» **Written exercise**: How many lines of the data hold the word "Toolkit"? State the number and nothing else.

#### Given data

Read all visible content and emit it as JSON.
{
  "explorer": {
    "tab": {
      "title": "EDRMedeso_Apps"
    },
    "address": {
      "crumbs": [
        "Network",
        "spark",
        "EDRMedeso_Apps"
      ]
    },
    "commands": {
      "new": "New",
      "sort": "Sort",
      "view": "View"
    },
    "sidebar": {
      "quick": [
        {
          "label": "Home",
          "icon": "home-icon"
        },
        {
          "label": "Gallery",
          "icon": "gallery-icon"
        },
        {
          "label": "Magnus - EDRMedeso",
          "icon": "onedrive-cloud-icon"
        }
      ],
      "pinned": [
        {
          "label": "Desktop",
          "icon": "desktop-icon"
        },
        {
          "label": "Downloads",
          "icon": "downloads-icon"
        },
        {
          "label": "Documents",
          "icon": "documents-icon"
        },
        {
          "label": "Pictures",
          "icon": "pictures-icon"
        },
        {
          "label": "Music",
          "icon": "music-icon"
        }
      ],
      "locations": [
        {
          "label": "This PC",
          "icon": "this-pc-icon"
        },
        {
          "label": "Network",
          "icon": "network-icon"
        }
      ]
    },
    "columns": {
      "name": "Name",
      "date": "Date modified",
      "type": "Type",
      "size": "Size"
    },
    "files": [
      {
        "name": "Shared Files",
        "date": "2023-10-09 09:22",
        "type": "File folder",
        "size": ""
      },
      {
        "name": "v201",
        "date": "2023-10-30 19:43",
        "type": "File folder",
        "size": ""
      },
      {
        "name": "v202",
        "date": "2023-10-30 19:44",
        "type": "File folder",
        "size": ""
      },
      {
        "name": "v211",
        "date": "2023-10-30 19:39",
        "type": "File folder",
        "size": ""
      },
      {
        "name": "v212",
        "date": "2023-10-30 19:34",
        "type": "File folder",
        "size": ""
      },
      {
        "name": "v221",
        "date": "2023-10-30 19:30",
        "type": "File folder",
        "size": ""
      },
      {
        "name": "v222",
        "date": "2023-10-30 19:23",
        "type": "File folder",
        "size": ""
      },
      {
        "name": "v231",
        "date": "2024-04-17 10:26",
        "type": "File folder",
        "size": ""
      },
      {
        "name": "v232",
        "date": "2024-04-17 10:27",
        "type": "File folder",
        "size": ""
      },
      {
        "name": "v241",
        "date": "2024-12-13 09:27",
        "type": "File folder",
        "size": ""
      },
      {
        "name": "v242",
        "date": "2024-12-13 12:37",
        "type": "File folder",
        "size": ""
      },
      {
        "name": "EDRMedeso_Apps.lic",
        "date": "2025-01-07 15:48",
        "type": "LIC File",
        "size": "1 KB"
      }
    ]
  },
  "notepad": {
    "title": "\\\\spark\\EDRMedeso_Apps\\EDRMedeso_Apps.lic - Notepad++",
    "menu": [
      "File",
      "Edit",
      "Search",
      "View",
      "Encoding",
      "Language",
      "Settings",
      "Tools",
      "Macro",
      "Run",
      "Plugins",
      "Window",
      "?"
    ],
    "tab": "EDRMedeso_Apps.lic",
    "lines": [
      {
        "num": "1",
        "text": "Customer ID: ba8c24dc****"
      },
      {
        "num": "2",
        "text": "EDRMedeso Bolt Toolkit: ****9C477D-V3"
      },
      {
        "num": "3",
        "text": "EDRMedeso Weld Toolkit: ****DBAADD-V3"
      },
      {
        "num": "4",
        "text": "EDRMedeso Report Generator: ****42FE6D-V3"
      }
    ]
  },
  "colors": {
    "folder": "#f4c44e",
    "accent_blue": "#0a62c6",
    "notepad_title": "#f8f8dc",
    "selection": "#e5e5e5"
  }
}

########

» **Answer below**: 2